Task instructions
Every line that includes the word "time" is to be listed.

Dataset entries

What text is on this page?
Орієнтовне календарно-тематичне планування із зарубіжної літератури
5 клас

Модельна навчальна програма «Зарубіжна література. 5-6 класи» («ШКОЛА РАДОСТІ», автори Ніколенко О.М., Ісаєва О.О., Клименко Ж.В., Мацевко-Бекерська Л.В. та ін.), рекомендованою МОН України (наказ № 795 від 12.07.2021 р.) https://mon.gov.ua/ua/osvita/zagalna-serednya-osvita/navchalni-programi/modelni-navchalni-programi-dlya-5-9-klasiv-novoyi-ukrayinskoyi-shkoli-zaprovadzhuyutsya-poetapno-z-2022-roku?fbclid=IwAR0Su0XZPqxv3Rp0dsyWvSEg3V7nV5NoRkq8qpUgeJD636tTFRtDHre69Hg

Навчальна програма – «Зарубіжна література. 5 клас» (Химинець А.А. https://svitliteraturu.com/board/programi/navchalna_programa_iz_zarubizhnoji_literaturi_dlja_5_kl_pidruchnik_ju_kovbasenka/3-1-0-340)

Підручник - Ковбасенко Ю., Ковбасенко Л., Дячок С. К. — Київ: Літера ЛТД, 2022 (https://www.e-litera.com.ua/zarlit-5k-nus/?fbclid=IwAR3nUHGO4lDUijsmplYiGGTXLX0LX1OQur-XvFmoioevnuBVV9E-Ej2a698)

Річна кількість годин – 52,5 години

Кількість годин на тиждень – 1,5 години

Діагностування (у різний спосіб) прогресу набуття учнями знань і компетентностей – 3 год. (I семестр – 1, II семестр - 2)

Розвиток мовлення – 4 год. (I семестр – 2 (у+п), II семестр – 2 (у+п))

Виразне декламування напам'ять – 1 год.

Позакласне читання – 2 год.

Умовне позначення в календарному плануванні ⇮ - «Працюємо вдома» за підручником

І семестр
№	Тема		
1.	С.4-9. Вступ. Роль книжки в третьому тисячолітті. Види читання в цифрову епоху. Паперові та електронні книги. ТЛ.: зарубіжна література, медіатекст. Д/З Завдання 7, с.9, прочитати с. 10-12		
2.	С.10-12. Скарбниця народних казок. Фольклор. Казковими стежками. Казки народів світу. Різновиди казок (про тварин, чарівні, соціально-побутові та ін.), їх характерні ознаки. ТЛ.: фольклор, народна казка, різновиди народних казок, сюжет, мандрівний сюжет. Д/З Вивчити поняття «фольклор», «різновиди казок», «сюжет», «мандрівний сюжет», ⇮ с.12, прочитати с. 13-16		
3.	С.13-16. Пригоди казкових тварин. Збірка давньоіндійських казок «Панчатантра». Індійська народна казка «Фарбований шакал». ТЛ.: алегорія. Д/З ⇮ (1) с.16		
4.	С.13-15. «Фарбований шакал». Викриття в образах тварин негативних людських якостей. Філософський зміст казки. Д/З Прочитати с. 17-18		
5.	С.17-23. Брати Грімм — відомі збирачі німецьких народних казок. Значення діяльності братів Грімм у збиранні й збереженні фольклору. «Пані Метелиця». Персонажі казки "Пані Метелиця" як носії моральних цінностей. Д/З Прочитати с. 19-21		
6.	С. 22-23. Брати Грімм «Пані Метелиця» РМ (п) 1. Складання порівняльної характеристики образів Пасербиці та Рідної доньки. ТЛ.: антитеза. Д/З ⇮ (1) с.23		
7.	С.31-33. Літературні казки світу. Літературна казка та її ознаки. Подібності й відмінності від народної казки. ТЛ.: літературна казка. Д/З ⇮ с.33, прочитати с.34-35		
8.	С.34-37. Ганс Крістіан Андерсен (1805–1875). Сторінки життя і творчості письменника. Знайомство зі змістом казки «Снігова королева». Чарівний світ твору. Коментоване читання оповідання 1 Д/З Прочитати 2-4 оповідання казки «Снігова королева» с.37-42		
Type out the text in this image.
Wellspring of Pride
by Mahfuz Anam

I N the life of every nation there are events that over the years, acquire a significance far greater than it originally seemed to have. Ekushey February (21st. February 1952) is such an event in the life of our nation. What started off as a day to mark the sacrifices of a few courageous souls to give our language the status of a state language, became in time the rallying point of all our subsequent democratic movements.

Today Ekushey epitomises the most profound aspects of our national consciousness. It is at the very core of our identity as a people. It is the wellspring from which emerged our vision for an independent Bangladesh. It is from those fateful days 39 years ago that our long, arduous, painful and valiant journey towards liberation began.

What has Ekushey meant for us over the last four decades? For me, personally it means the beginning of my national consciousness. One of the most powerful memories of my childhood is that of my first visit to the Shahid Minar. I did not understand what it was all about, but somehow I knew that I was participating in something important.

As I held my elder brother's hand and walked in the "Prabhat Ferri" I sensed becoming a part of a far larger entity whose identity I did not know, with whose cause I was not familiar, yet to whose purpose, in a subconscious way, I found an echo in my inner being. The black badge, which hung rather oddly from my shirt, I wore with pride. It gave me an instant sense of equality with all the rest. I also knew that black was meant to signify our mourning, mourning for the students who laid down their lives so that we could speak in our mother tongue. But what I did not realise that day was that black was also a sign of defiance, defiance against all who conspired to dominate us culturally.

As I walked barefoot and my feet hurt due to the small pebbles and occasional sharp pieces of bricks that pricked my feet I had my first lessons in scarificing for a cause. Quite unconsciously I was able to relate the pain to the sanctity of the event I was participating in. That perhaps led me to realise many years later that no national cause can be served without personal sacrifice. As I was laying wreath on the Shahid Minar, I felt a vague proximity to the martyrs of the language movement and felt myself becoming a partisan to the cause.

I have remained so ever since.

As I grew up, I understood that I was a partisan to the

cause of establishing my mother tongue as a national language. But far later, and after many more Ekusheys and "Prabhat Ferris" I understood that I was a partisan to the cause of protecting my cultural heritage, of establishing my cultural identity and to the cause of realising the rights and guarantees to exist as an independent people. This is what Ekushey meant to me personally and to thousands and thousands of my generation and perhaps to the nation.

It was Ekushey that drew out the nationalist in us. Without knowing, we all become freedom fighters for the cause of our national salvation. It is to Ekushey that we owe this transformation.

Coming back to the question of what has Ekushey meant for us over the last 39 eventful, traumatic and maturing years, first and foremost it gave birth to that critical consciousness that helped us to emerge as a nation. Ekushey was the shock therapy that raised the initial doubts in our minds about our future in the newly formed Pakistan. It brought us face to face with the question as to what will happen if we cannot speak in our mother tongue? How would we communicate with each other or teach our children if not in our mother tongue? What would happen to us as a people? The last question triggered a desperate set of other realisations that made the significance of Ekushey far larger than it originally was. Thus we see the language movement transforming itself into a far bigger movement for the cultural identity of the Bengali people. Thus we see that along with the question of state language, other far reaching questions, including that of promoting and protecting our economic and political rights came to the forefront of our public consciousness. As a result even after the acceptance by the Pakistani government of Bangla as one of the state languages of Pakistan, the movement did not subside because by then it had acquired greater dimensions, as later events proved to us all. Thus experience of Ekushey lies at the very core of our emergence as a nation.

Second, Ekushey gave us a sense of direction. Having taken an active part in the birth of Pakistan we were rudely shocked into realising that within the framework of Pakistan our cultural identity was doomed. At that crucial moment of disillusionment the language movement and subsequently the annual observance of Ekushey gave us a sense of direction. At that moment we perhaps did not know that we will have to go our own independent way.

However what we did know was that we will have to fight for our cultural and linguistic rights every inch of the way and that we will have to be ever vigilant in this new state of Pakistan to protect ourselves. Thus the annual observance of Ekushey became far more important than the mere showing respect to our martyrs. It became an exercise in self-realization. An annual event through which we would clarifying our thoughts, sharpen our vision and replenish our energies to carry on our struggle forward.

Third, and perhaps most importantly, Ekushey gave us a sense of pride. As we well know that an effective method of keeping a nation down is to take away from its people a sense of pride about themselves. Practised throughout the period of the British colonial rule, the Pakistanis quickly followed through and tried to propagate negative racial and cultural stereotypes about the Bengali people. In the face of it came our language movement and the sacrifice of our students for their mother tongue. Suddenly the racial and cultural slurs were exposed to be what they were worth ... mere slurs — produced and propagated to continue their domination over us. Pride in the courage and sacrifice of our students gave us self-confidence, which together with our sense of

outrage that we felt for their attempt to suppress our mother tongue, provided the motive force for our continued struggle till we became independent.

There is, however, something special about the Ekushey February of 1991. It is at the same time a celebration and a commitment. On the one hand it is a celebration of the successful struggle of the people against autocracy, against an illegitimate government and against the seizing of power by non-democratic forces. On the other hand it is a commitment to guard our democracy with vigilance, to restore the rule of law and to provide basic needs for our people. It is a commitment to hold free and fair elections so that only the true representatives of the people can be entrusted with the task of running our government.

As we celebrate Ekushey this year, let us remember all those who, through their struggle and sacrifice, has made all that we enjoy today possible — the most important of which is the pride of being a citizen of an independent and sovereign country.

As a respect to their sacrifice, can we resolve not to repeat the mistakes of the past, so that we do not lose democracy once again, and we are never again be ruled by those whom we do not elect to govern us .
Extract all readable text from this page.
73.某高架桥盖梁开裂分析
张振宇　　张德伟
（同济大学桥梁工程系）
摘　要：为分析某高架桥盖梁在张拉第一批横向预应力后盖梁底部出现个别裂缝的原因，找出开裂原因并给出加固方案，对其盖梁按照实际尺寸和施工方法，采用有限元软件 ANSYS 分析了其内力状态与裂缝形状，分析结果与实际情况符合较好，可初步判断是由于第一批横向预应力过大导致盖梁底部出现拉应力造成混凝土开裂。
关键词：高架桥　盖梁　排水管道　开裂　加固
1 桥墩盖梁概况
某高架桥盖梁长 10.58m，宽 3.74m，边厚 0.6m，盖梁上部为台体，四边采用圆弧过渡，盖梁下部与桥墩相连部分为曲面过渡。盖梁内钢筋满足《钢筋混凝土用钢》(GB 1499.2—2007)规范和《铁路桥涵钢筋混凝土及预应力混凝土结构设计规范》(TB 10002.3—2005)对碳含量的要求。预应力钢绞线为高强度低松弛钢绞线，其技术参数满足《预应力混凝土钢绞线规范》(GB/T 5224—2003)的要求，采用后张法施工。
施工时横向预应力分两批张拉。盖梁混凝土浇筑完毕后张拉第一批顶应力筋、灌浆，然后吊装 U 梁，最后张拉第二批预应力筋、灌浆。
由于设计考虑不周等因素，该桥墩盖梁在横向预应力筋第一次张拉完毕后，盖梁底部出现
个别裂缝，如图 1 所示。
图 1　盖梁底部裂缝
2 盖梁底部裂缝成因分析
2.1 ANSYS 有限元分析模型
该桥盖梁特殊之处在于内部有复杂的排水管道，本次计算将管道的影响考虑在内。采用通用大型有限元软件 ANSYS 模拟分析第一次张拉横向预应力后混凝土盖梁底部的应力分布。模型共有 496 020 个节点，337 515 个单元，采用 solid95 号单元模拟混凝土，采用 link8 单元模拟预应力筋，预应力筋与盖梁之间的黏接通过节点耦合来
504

The output
I N the life of every nation there are events that over the years, acquire a significance far greater than it originally seemed to have. Ekushey February (21st. February 1952) is such an event in the life of our nation. What started off as a day to mark the sacrifices of a few courageous souls to give our language the status of a state language, became in time the rallying point of all our subsequent democratic movements.
There is, however, something special about the Ekushey February of 1991. It is at the same time a celebration and a commitment. On the one hand it is a celebration of the successful struggle of the people against autocracy, against an illegitimate government and against the seizing of power by non-democratic forces. On the other hand it is a commitment to guard our democracy with vigilance, to restore the rule of law and to provide basic needs for our people. It is a commitment to hold free and fair elections so that only the true representatives of the people can be entrusted with the task of running our government.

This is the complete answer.